*Short problem:* Exclude all pictures, then copy each of the records exactly as written.

** Begin Source records **

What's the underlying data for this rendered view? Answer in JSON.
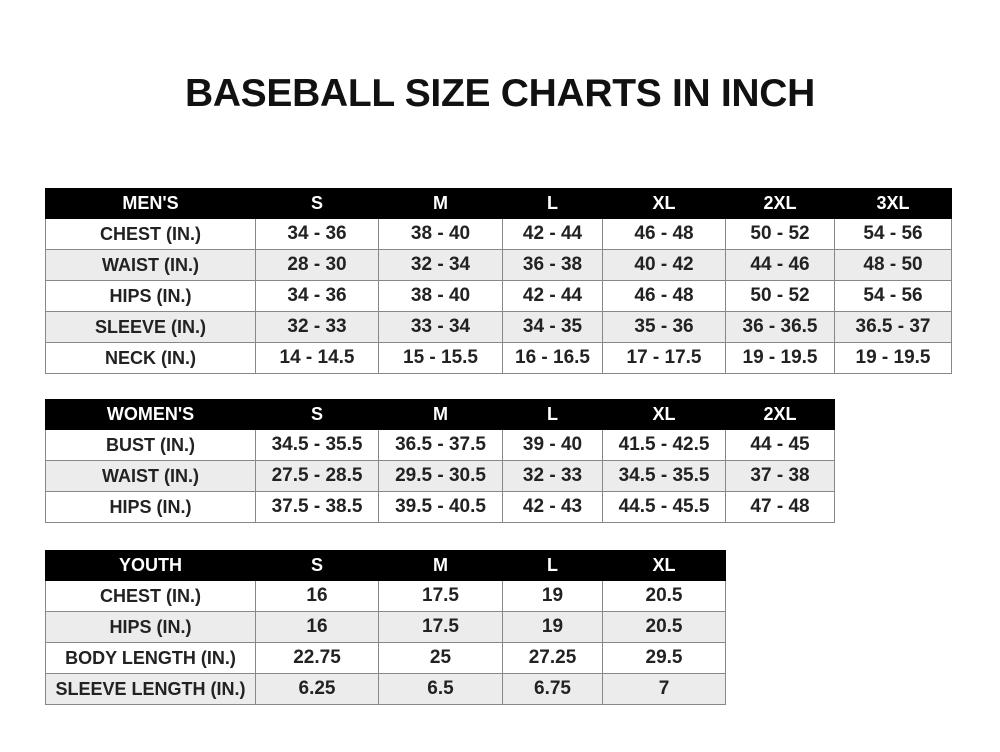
{
  "title": "BASEBALL SIZE CHARTS IN INCH",
  "men": {
    "headers": [
      "MEN'S",
      "S",
      "M",
      "L",
      "XL",
      "2XL",
      "3XL"
    ],
    "rows": [
      [
        "CHEST (IN.)",
        "34 - 36",
        "38 - 40",
        "42 - 44",
        "46 - 48",
        "50 - 52",
        "54 - 56"
      ],
      [
        "WAIST (IN.)",
        "28 - 30",
        "32 - 34",
        "36 - 38",
        "40 - 42",
        "44 - 46",
        "48 - 50"
      ],
      [
        "HIPS (IN.)",
        "34 - 36",
        "38 - 40",
        "42 - 44",
        "46 - 48",
        "50 - 52",
        "54 - 56"
      ],
      [
        "SLEEVE (IN.)",
        "32 - 33",
        "33 - 34",
        "34 - 35",
        "35 - 36",
        "36 - 36.5",
        "36.5 - 37"
      ],
      [
        "NECK (IN.)",
        "14 - 14.5",
        "15 - 15.5",
        "16 - 16.5",
        "17 - 17.5",
        "19 - 19.5",
        "19 - 19.5"
      ]
    ]
  },
  "women": {
    "headers": [
      "WOMEN'S",
      "S",
      "M",
      "L",
      "XL",
      "2XL"
    ],
    "rows": [
      [
        "BUST (IN.)",
        "34.5 - 35.5",
        "36.5 - 37.5",
        "39 - 40",
        "41.5 - 42.5",
        "44 - 45"
      ],
      [
        "WAIST (IN.)",
        "27.5 - 28.5",
        "29.5 - 30.5",
        "32 - 33",
        "34.5 - 35.5",
        "37 - 38"
      ],
      [
        "HIPS (IN.)",
        "37.5 - 38.5",
        "39.5 - 40.5",
        "42 - 43",
        "44.5 - 45.5",
        "47 - 48"
      ]
    ]
  },
  "youth": {
    "headers": [
      "YOUTH",
      "S",
      "M",
      "L",
      "XL"
    ],
    "rows": [
      [
        "CHEST (IN.)",
        "16",
        "17.5",
        "19",
        "20.5"
      ],
      [
        "HIPS (IN.)",
        "16",
        "17.5",
        "19",
        "20.5"
      ],
      [
        "BODY LENGTH (IN.)",
        "22.75",
        "25",
        "27.25",
        "29.5"
      ],
      [
        "SLEEVE LENGTH (IN.)",
        "6.25",
        "6.5",
        "6.75",
        "7"
      ]
    ]
  }
}
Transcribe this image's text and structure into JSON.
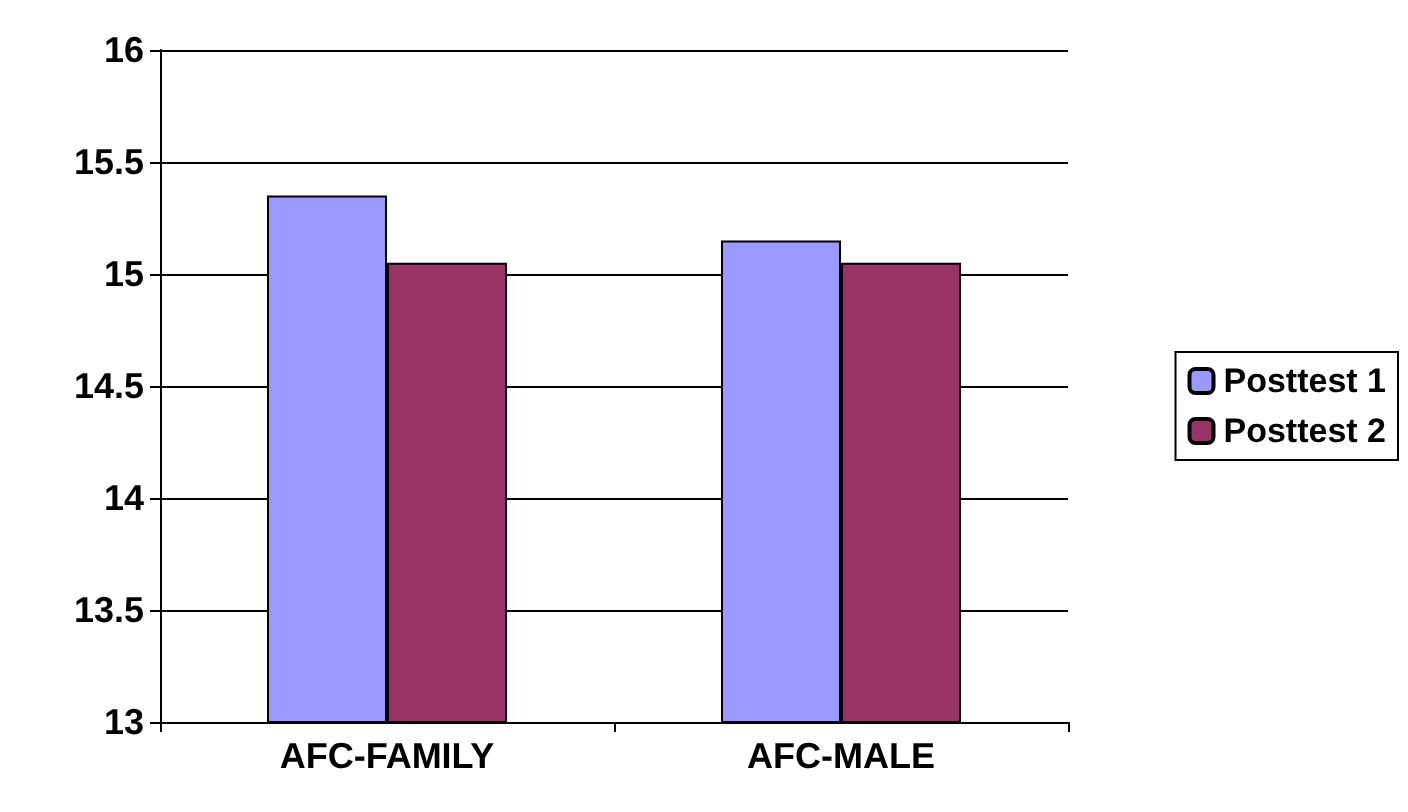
{
  "chart_data": {
    "type": "bar",
    "categories": [
      "AFC-FAMILY",
      "AFC-MALE"
    ],
    "series": [
      {
        "name": "Posttest 1",
        "color": "#9999ff",
        "values": [
          15.35,
          15.15
        ]
      },
      {
        "name": "Posttest 2",
        "color": "#993366",
        "values": [
          15.05,
          15.05
        ]
      }
    ],
    "ylim": [
      13,
      16
    ],
    "yticks": [
      13,
      13.5,
      14,
      14.5,
      15,
      15.5,
      16
    ],
    "grid": "y",
    "legend": "right"
  }
}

** End Source records **

*Solved problem:*
What's the underlying data for this rendered view? Answer in JSON.
{
  "title": "BASEBALL SIZE CHARTS IN INCH",
  "men": {
    "headers": [
      "MEN'S",
      "S",
      "M",
      "L",
      "XL",
      "2XL",
      "3XL"
    ],
    "rows": [
      [
        "CHEST (IN.)",
        "34 - 36",
        "38 - 40",
        "42 - 44",
        "46 - 48",
        "50 - 52",
        "54 - 56"
      ],
      [
        "WAIST (IN.)",
        "28 - 30",
        "32 - 34",
        "36 - 38",
        "40 - 42",
        "44 - 46",
        "48 - 50"
      ],
      [
        "HIPS (IN.)",
        "34 - 36",
        "38 - 40",
        "42 - 44",
        "46 - 48",
        "50 - 52",
        "54 - 56"
      ],
      [
        "SLEEVE (IN.)",
        "32 - 33",
        "33 - 34",
        "34 - 35",
        "35 - 36",
        "36 - 36.5",
        "36.5 - 37"
      ],
      [
        "NECK (IN.)",
        "14 - 14.5",
        "15 - 15.5",
        "16 - 16.5",
        "17 - 17.5",
        "19 - 19.5",
        "19 - 19.5"
      ]
    ]
  },
  "women": {
    "headers": [
      "WOMEN'S",
      "S",
      "M",
      "L",
      "XL",
      "2XL"
    ],
    "rows": [
      [
        "BUST (IN.)",
        "34.5 - 35.5",
        "36.5 - 37.5",
        "39 - 40",
        "41.5 - 42.5",
        "44 - 45"
      ],
      [
        "WAIST (IN.)",
        "27.5 - 28.5",
        "29.5 - 30.5",
        "32 - 33",
        "34.5 - 35.5",
        "37 - 38"
      ],
      [
        "HIPS (IN.)",
        "37.5 - 38.5",
        "39.5 - 40.5",
        "42 - 43",
        "44.5 - 45.5",
        "47 - 48"
      ]
    ]
  },
  "youth": {
    "headers": [
      "YOUTH",
      "S",
      "M",
      "L",
      "XL"
    ],
    "rows": [
      [
        "CHEST (IN.)",
        "16",
        "17.5",
        "19",
        "20.5"
      ],
      [
        "HIPS (IN.)",
        "16",
        "17.5",
        "19",
        "20.5"
      ],
      [
        "BODY LENGTH (IN.)",
        "22.75",
        "25",
        "27.25",
        "29.5"
      ],
      [
        "SLEEVE LENGTH (IN.)",
        "6.25",
        "6.5",
        "6.75",
        "7"
      ]
    ]
  }
}
Transcribe this image's text and structure into JSON.
{
  "chart_data": {
    "type": "bar",
    "categories": [
      "AFC-FAMILY",
      "AFC-MALE"
    ],
    "series": [
      {
        "name": "Posttest 1",
        "color": "#9999ff",
        "values": [
          15.35,
          15.15
        ]
      },
      {
        "name": "Posttest 2",
        "color": "#993366",
        "values": [
          15.05,
          15.05
        ]
      }
    ],
    "ylim": [
      13,
      16
    ],
    "yticks": [
      13,
      13.5,
      14,
      14.5,
      15,
      15.5,
      16
    ],
    "grid": "y",
    "legend": "right"
  }
}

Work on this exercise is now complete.